Written task
Print out the entries below with no edits.

Record list
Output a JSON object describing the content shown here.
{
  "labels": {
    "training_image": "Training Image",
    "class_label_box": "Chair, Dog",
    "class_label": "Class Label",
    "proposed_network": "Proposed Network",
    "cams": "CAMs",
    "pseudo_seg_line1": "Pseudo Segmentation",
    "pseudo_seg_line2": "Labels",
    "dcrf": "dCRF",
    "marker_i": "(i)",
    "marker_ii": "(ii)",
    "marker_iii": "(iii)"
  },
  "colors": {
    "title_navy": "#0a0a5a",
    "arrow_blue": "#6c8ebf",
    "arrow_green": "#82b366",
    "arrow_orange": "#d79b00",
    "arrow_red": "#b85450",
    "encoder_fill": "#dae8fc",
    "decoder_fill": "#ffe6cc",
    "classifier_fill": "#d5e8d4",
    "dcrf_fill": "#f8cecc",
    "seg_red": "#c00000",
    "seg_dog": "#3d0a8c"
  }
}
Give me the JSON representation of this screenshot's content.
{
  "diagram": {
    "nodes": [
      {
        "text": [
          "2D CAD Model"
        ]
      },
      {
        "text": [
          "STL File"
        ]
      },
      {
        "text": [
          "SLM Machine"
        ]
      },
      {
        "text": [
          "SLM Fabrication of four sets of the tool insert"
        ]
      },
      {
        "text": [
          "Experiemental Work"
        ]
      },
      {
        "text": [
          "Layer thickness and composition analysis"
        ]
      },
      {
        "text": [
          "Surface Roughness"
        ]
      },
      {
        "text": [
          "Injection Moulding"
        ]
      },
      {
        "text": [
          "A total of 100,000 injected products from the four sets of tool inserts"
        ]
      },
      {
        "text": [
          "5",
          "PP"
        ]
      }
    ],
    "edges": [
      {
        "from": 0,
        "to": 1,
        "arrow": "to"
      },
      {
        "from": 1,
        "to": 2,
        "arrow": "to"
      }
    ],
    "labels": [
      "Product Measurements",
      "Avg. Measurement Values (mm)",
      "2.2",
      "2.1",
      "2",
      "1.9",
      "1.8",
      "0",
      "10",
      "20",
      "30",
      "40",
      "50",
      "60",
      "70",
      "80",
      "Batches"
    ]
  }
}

Task response
Output a JSON object describing the content shown here.
{
  "labels": {
    "training_image": "Training Image",
    "class_label_box": "Chair, Dog",
    "class_label": "Class Label",
    "proposed_network": "Proposed Network",
    "cams": "CAMs",
    "pseudo_seg_line1": "Pseudo Segmentation",
    "pseudo_seg_line2": "Labels",
    "dcrf": "dCRF",
    "marker_i": "(i)",
    "marker_ii": "(ii)",
    "marker_iii": "(iii)"
  },
  "colors": {
    "title_navy": "#0a0a5a",
    "arrow_blue": "#6c8ebf",
    "arrow_green": "#82b366",
    "arrow_orange": "#d79b00",
    "arrow_red": "#b85450",
    "encoder_fill": "#dae8fc",
    "decoder_fill": "#ffe6cc",
    "classifier_fill": "#d5e8d4",
    "dcrf_fill": "#f8cecc",
    "seg_red": "#c00000",
    "seg_dog": "#3d0a8c"
  }
}
Give me the JSON representation of this screenshot's content.
{
  "diagram": {
    "nodes": [
      {
        "text": [
          "2D CAD Model"
        ]
      },
      {
        "text": [
          "STL File"
        ]
      },
      {
        "text": [
          "SLM Machine"
        ]
      },
      {
        "text": [
          "SLM Fabrication of four sets of the tool insert"
        ]
      },
      {
        "text": [
          "Experiemental Work"
        ]
      },
      {
        "text": [
          "Layer thickness and composition analysis"
        ]
      },
      {
        "text": [
          "Surface Roughness"
        ]
      },
      {
        "text": [
          "Injection Moulding"
        ]
      },
      {
        "text": [
          "A total of 100,000 injected products from the four sets of tool inserts"
        ]
      },
      {
        "text": [
          "5",
          "PP"
        ]
      }
    ],
    "edges": [
      {
        "from": 0,
        "to": 1,
        "arrow": "to"
      },
      {
        "from": 1,
        "to": 2,
        "arrow": "to"
      }
    ],
    "labels": [
      "Product Measurements",
      "Avg. Measurement Values (mm)",
      "2.2",
      "2.1",
      "2",
      "1.9",
      "1.8",
      "0",
      "10",
      "20",
      "30",
      "40",
      "50",
      "60",
      "70",
      "80",
      "Batches"
    ]
  }
}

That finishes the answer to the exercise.